Collected data:

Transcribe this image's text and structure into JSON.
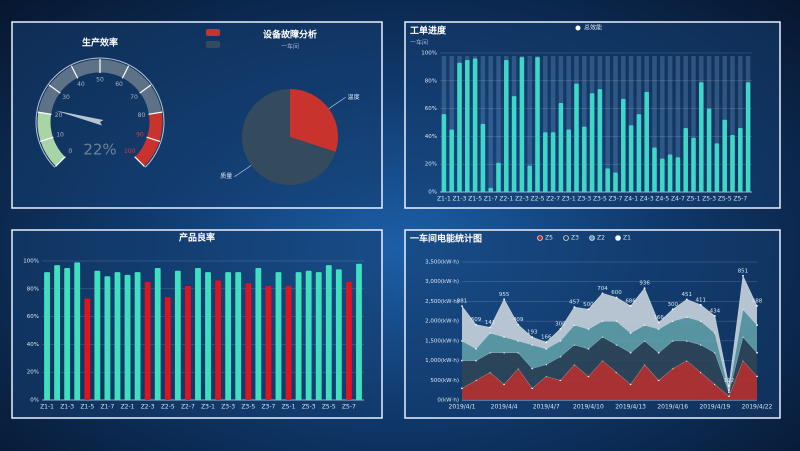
{
  "chart_data": [
    {
      "type": "gauge",
      "title": "生产效率",
      "value": 22,
      "value_label": "22%",
      "ylim": [
        0,
        100
      ],
      "yticks": [
        0,
        10,
        20,
        30,
        40,
        50,
        60,
        70,
        80,
        90,
        100
      ],
      "bands": [
        {
          "to": 20,
          "color": "#a9d4a5"
        },
        {
          "to": 80,
          "color": "#5d7287"
        },
        {
          "to": 100,
          "color": "#c8332e"
        }
      ]
    },
    {
      "type": "pie",
      "title": "设备故障分析",
      "subtitle": "一车间",
      "categories": [
        "温度",
        "质量"
      ],
      "values": [
        30,
        70
      ],
      "colors": [
        "#c8332e",
        "#344b5e"
      ]
    },
    {
      "type": "bar",
      "title": "工单进度",
      "subtitle": "一车间",
      "series_name": "总效能",
      "color": "#3fd8c8",
      "show_background": true,
      "categories": [
        "Z1-1",
        null,
        "Z1-3",
        null,
        "Z1-5",
        null,
        "Z1-7",
        null,
        "Z2-1",
        null,
        "Z2-3",
        null,
        "Z2-5",
        null,
        "Z2-7",
        null,
        "Z3-1",
        null,
        "Z3-3",
        null,
        "Z3-5",
        null,
        "Z3-7",
        null,
        "Z4-1",
        null,
        "Z4-3",
        null,
        "Z4-5",
        null,
        "Z4-7",
        null,
        "Z5-1",
        null,
        "Z5-3",
        null,
        "Z5-5",
        null,
        "Z5-7",
        null
      ],
      "values": [
        56,
        45,
        93,
        95,
        96,
        49,
        3,
        21,
        95,
        69,
        97,
        19,
        97,
        43,
        43,
        64,
        45,
        78,
        47,
        71,
        74,
        17,
        14,
        67,
        48,
        56,
        72,
        32,
        24,
        27,
        25,
        46,
        39,
        79,
        60,
        35,
        52,
        41,
        46,
        79
      ],
      "ylim": [
        0,
        100
      ],
      "yticks": [
        {
          "value": 0,
          "label": "0%"
        },
        {
          "value": 20,
          "label": "20%"
        },
        {
          "value": 40,
          "label": "40%"
        },
        {
          "value": 60,
          "label": "60%"
        },
        {
          "value": 80,
          "label": "80%"
        },
        {
          "value": 100,
          "label": "100%"
        }
      ]
    },
    {
      "type": "bar",
      "title": "产品良率",
      "categories": [
        "Z1-1",
        null,
        "Z1-3",
        null,
        "Z1-5",
        null,
        "Z1-7",
        null,
        "Z2-1",
        null,
        "Z2-3",
        null,
        "Z2-5",
        null,
        "Z2-7",
        null,
        "Z3-1",
        null,
        "Z3-3",
        null,
        "Z3-5",
        null,
        "Z3-7",
        null,
        "Z5-1",
        null,
        "Z5-3",
        null,
        "Z5-5",
        null,
        "Z5-7",
        null
      ],
      "values": [
        92,
        97,
        95,
        99,
        73,
        93,
        89,
        92,
        90,
        92,
        85,
        95,
        74,
        93,
        82,
        95,
        92,
        86,
        92,
        92,
        84,
        95,
        82,
        92,
        82,
        92,
        93,
        92,
        97,
        94,
        85,
        98
      ],
      "colors": [
        "#3fe0c0",
        "#3fe0c0",
        "#3fe0c0",
        "#3fe0c0",
        "#e0141e",
        "#3fe0c0",
        "#3fe0c0",
        "#3fe0c0",
        "#3fe0c0",
        "#3fe0c0",
        "#e0141e",
        "#3fe0c0",
        "#e0141e",
        "#3fe0c0",
        "#e0141e",
        "#3fe0c0",
        "#3fe0c0",
        "#e0141e",
        "#3fe0c0",
        "#3fe0c0",
        "#e0141e",
        "#3fe0c0",
        "#e0141e",
        "#3fe0c0",
        "#e0141e",
        "#3fe0c0",
        "#3fe0c0",
        "#3fe0c0",
        "#3fe0c0",
        "#3fe0c0",
        "#e0141e",
        "#3fe0c0"
      ],
      "ylim": [
        0,
        100
      ],
      "yticks": [
        {
          "value": 0,
          "label": "0%"
        },
        {
          "value": 20,
          "label": "20%"
        },
        {
          "value": 40,
          "label": "40%"
        },
        {
          "value": 60,
          "label": "60%"
        },
        {
          "value": 80,
          "label": "80%"
        },
        {
          "value": 100,
          "label": "100%"
        }
      ]
    },
    {
      "type": "stacked_area",
      "title": "一车间电能统计图",
      "x": [
        "2019/4/1",
        null,
        null,
        "2019/4/4",
        null,
        null,
        "2019/4/7",
        null,
        null,
        "2019/4/10",
        null,
        null,
        "2019/4/13",
        null,
        null,
        "2019/4/16",
        null,
        null,
        "2019/4/19",
        null,
        null,
        "2019/4/22"
      ],
      "series": [
        {
          "name": "Z5",
          "color": "#b8312e",
          "values": [
            300,
            500,
            700,
            400,
            800,
            300,
            600,
            500,
            900,
            600,
            1000,
            700,
            400,
            900,
            500,
            800,
            1000,
            700,
            400,
            100,
            1000,
            600
          ]
        },
        {
          "name": "Z3",
          "color": "#2e4556",
          "values": [
            700,
            500,
            500,
            800,
            400,
            500,
            300,
            600,
            500,
            700,
            600,
            700,
            800,
            600,
            700,
            700,
            500,
            700,
            800,
            100,
            600,
            600
          ]
        },
        {
          "name": "Z2",
          "color": "#5f9ea8",
          "values": [
            500,
            300,
            500,
            400,
            300,
            600,
            400,
            400,
            500,
            500,
            400,
            600,
            500,
            400,
            600,
            500,
            600,
            600,
            500,
            50,
            700,
            700
          ]
        },
        {
          "name": "Z1",
          "color": "#c9d3dc",
          "values": [
            881,
            609,
            141,
            955,
            409,
            193,
            166,
            300,
            457,
            500,
            704,
            600,
            686,
            936,
            166,
            300,
            451,
            411,
            434,
            112,
            851,
            488
          ]
        }
      ],
      "ylim": [
        0,
        3500
      ],
      "yticks": [
        {
          "value": 0,
          "label": "0(kW·h)"
        },
        {
          "value": 500,
          "label": "500(kW·h)"
        },
        {
          "value": 1000,
          "label": "1,000(kW·h)"
        },
        {
          "value": 1500,
          "label": "1,500(kW·h)"
        },
        {
          "value": 2000,
          "label": "2,000(kW·h)"
        },
        {
          "value": 2500,
          "label": "2,500(kW·h)"
        },
        {
          "value": 3000,
          "label": "3,000(kW·h)"
        },
        {
          "value": 3500,
          "label": "3,500(kW·h)"
        }
      ]
    }
  ]
}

Work instructions:
Copy every record above exactly, leaving out any pictures.

Full answer:
Transcribe this image's text and structure into JSON.
{
  "chart_data": [
    {
      "type": "gauge",
      "title": "生产效率",
      "value": 22,
      "value_label": "22%",
      "ylim": [
        0,
        100
      ],
      "yticks": [
        0,
        10,
        20,
        30,
        40,
        50,
        60,
        70,
        80,
        90,
        100
      ],
      "bands": [
        {
          "to": 20,
          "color": "#a9d4a5"
        },
        {
          "to": 80,
          "color": "#5d7287"
        },
        {
          "to": 100,
          "color": "#c8332e"
        }
      ]
    },
    {
      "type": "pie",
      "title": "设备故障分析",
      "subtitle": "一车间",
      "categories": [
        "温度",
        "质量"
      ],
      "values": [
        30,
        70
      ],
      "colors": [
        "#c8332e",
        "#344b5e"
      ]
    },
    {
      "type": "bar",
      "title": "工单进度",
      "subtitle": "一车间",
      "series_name": "总效能",
      "color": "#3fd8c8",
      "show_background": true,
      "categories": [
        "Z1-1",
        null,
        "Z1-3",
        null,
        "Z1-5",
        null,
        "Z1-7",
        null,
        "Z2-1",
        null,
        "Z2-3",
        null,
        "Z2-5",
        null,
        "Z2-7",
        null,
        "Z3-1",
        null,
        "Z3-3",
        null,
        "Z3-5",
        null,
        "Z3-7",
        null,
        "Z4-1",
        null,
        "Z4-3",
        null,
        "Z4-5",
        null,
        "Z4-7",
        null,
        "Z5-1",
        null,
        "Z5-3",
        null,
        "Z5-5",
        null,
        "Z5-7",
        null
      ],
      "values": [
        56,
        45,
        93,
        95,
        96,
        49,
        3,
        21,
        95,
        69,
        97,
        19,
        97,
        43,
        43,
        64,
        45,
        78,
        47,
        71,
        74,
        17,
        14,
        67,
        48,
        56,
        72,
        32,
        24,
        27,
        25,
        46,
        39,
        79,
        60,
        35,
        52,
        41,
        46,
        79
      ],
      "ylim": [
        0,
        100
      ],
      "yticks": [
        {
          "value": 0,
          "label": "0%"
        },
        {
          "value": 20,
          "label": "20%"
        },
        {
          "value": 40,
          "label": "40%"
        },
        {
          "value": 60,
          "label": "60%"
        },
        {
          "value": 80,
          "label": "80%"
        },
        {
          "value": 100,
          "label": "100%"
        }
      ]
    },
    {
      "type": "bar",
      "title": "产品良率",
      "categories": [
        "Z1-1",
        null,
        "Z1-3",
        null,
        "Z1-5",
        null,
        "Z1-7",
        null,
        "Z2-1",
        null,
        "Z2-3",
        null,
        "Z2-5",
        null,
        "Z2-7",
        null,
        "Z3-1",
        null,
        "Z3-3",
        null,
        "Z3-5",
        null,
        "Z3-7",
        null,
        "Z5-1",
        null,
        "Z5-3",
        null,
        "Z5-5",
        null,
        "Z5-7",
        null
      ],
      "values": [
        92,
        97,
        95,
        99,
        73,
        93,
        89,
        92,
        90,
        92,
        85,
        95,
        74,
        93,
        82,
        95,
        92,
        86,
        92,
        92,
        84,
        95,
        82,
        92,
        82,
        92,
        93,
        92,
        97,
        94,
        85,
        98
      ],
      "colors": [
        "#3fe0c0",
        "#3fe0c0",
        "#3fe0c0",
        "#3fe0c0",
        "#e0141e",
        "#3fe0c0",
        "#3fe0c0",
        "#3fe0c0",
        "#3fe0c0",
        "#3fe0c0",
        "#e0141e",
        "#3fe0c0",
        "#e0141e",
        "#3fe0c0",
        "#e0141e",
        "#3fe0c0",
        "#3fe0c0",
        "#e0141e",
        "#3fe0c0",
        "#3fe0c0",
        "#e0141e",
        "#3fe0c0",
        "#e0141e",
        "#3fe0c0",
        "#e0141e",
        "#3fe0c0",
        "#3fe0c0",
        "#3fe0c0",
        "#3fe0c0",
        "#3fe0c0",
        "#e0141e",
        "#3fe0c0"
      ],
      "ylim": [
        0,
        100
      ],
      "yticks": [
        {
          "value": 0,
          "label": "0%"
        },
        {
          "value": 20,
          "label": "20%"
        },
        {
          "value": 40,
          "label": "40%"
        },
        {
          "value": 60,
          "label": "60%"
        },
        {
          "value": 80,
          "label": "80%"
        },
        {
          "value": 100,
          "label": "100%"
        }
      ]
    },
    {
      "type": "stacked_area",
      "title": "一车间电能统计图",
      "x": [
        "2019/4/1",
        null,
        null,
        "2019/4/4",
        null,
        null,
        "2019/4/7",
        null,
        null,
        "2019/4/10",
        null,
        null,
        "2019/4/13",
        null,
        null,
        "2019/4/16",
        null,
        null,
        "2019/4/19",
        null,
        null,
        "2019/4/22"
      ],
      "series": [
        {
          "name": "Z5",
          "color": "#b8312e",
          "values": [
            300,
            500,
            700,
            400,
            800,
            300,
            600,
            500,
            900,
            600,
            1000,
            700,
            400,
            900,
            500,
            800,
            1000,
            700,
            400,
            100,
            1000,
            600
          ]
        },
        {
          "name": "Z3",
          "color": "#2e4556",
          "values": [
            700,
            500,
            500,
            800,
            400,
            500,
            300,
            600,
            500,
            700,
            600,
            700,
            800,
            600,
            700,
            700,
            500,
            700,
            800,
            100,
            600,
            600
          ]
        },
        {
          "name": "Z2",
          "color": "#5f9ea8",
          "values": [
            500,
            300,
            500,
            400,
            300,
            600,
            400,
            400,
            500,
            500,
            400,
            600,
            500,
            400,
            600,
            500,
            600,
            600,
            500,
            50,
            700,
            700
          ]
        },
        {
          "name": "Z1",
          "color": "#c9d3dc",
          "values": [
            881,
            609,
            141,
            955,
            409,
            193,
            166,
            300,
            457,
            500,
            704,
            600,
            686,
            936,
            166,
            300,
            451,
            411,
            434,
            112,
            851,
            488
          ]
        }
      ],
      "ylim": [
        0,
        3500
      ],
      "yticks": [
        {
          "value": 0,
          "label": "0(kW·h)"
        },
        {
          "value": 500,
          "label": "500(kW·h)"
        },
        {
          "value": 1000,
          "label": "1,000(kW·h)"
        },
        {
          "value": 1500,
          "label": "1,500(kW·h)"
        },
        {
          "value": 2000,
          "label": "2,000(kW·h)"
        },
        {
          "value": 2500,
          "label": "2,500(kW·h)"
        },
        {
          "value": 3000,
          "label": "3,000(kW·h)"
        },
        {
          "value": 3500,
          "label": "3,500(kW·h)"
        }
      ]
    }
  ]
}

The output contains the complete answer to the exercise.